• Excerpted passage
════
Upon a conversion hereunder the Company shall not be required to issue stock
certificates representing fractions of shares of Common Stock, but may if
otherwise permitted, make a cash payment in respect of any final fraction of a
share based on the VWAP at such time. If the Company elects not, or
is unable, to make such a cash payment, the Holder shall be entitled to receive,
in lieu of the final fraction of a share, one whole share of Common
Stock.
viii. Transfer
Taxes. The issuance of certificates for shares of the Common
Stock on conversion of this Debenture shall be made without charge to the Holder
hereof for any documentary stamp or similar taxes that may be payable in respect
of the issue or delivery of such certificates, provided that the Company shall
not be required to pay any tax that may be payable in respect of any transfer
involved in the issuance and delivery of any such certificate upon conversion in
a name other than that of the Holder of this Debenture so converted and the
Company shall not be required to issue or deliver such certificates unless or
until the person or persons requesting the issuance thereof shall have paid to
the Company the amount of such tax or shall have established to the satisfaction
of the Company that such tax has been paid.
════
• Your objective
Rewrite the debenture excerpt between "viii. Transfer" and "has been paid.", inclusive, putting "Note" wherever "Debenture" appears. These lines have nothing to do with the debenture excerpt.
════
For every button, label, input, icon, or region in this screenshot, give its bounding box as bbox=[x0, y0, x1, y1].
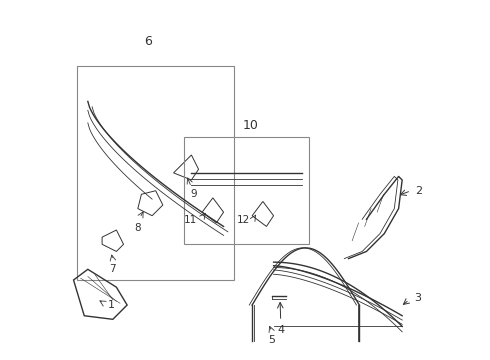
Text: 4: 4 bbox=[277, 325, 284, 335]
Text: 2: 2 bbox=[415, 186, 422, 196]
Bar bbox=[184, 137, 309, 244]
Text: 9: 9 bbox=[190, 189, 196, 199]
Text: 8: 8 bbox=[135, 223, 141, 233]
Bar bbox=[77, 66, 234, 280]
Text: 12: 12 bbox=[237, 215, 250, 225]
Text: 6: 6 bbox=[145, 35, 152, 48]
Text: 10: 10 bbox=[243, 119, 258, 132]
Text: 5: 5 bbox=[269, 336, 275, 345]
Text: 7: 7 bbox=[110, 264, 116, 274]
Text: 3: 3 bbox=[415, 293, 422, 303]
Text: 1: 1 bbox=[107, 300, 115, 310]
Text: 11: 11 bbox=[184, 215, 197, 225]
════
• Full answer
viii. Transfer
Taxes. The issuance of certificates for shares of the Common
Stock on conversion of this Note shall be made without charge to the Holder
hereof for any documentary stamp or similar taxes that may be payable in respect
of the issue or delivery of such certificates, provided that the Company shall
not be required to pay any tax that may be payable in respect of any transfer
involved in the issuance and delivery of any such certificate upon conversion in
a name other than that of the Holder of this Note so converted and the
Company shall not be required to issue or deliver such certificates unless or
until the person or persons requesting the issuance thereof shall have paid to
the Company the amount of such tax or shall have established to the satisfaction
of the Company that such tax has been paid.